### WORK TO DO
Reproduce the records that follow in full, excluding any picture they contain.

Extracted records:

━━━━━━━━━━━━━━━━

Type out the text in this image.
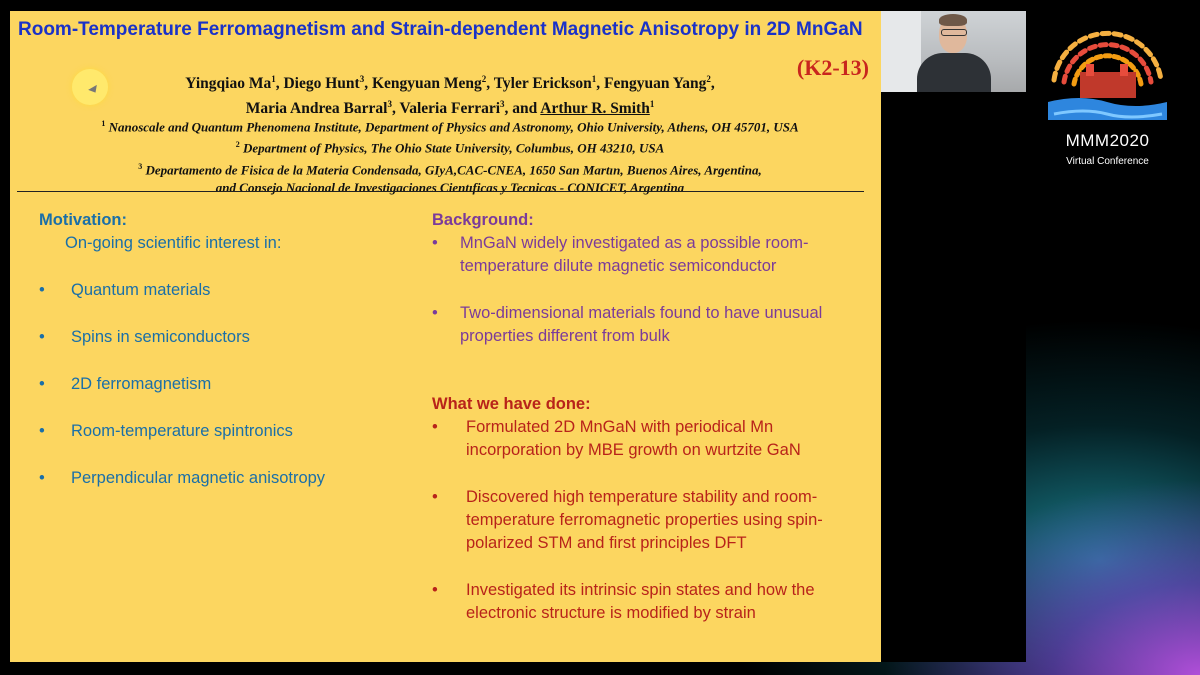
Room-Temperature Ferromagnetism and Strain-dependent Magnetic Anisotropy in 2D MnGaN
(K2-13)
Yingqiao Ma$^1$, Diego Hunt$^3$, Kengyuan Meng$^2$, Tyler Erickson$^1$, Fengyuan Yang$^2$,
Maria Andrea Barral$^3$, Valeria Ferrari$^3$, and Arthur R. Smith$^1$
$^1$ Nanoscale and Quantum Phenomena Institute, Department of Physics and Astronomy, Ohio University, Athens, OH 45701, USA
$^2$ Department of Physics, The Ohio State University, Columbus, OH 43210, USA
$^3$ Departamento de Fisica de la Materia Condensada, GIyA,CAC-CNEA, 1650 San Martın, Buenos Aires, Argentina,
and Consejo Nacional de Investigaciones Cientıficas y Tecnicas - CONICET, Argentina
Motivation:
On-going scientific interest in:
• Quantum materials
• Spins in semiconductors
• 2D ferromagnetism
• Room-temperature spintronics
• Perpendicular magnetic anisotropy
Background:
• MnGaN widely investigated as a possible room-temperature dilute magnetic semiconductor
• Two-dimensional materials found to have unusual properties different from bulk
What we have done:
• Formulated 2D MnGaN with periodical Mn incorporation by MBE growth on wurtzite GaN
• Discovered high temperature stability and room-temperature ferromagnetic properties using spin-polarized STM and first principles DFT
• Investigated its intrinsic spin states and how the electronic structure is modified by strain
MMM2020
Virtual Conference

━━━━━━━━━━━━━━━━

### SOLUTION TO THE PROBLEM
Type out the text in this image.
Room-Temperature Ferromagnetism and Strain-dependent Magnetic Anisotropy in 2D MnGaN
(K2-13)
Yingqiao Ma$^1$, Diego Hunt$^3$, Kengyuan Meng$^2$, Tyler Erickson$^1$, Fengyuan Yang$^2$,
Maria Andrea Barral$^3$, Valeria Ferrari$^3$, and Arthur R. Smith$^1$
$^1$ Nanoscale and Quantum Phenomena Institute, Department of Physics and Astronomy, Ohio University, Athens, OH 45701, USA
$^2$ Department of Physics, The Ohio State University, Columbus, OH 43210, USA
$^3$ Departamento de Fisica de la Materia Condensada, GIyA,CAC-CNEA, 1650 San Martın, Buenos Aires, Argentina,
and Consejo Nacional de Investigaciones Cientıficas y Tecnicas - CONICET, Argentina
Motivation:
On-going scientific interest in:
• Quantum materials
• Spins in semiconductors
• 2D ferromagnetism
• Room-temperature spintronics
• Perpendicular magnetic anisotropy
Background:
• MnGaN widely investigated as a possible room-temperature dilute magnetic semiconductor
• Two-dimensional materials found to have unusual properties different from bulk
What we have done:
• Formulated 2D MnGaN with periodical Mn incorporation by MBE growth on wurtzite GaN
• Discovered high temperature stability and room-temperature ferromagnetic properties using spin-polarized STM and first principles DFT
• Investigated its intrinsic spin states and how the electronic structure is modified by strain
MMM2020
Virtual Conference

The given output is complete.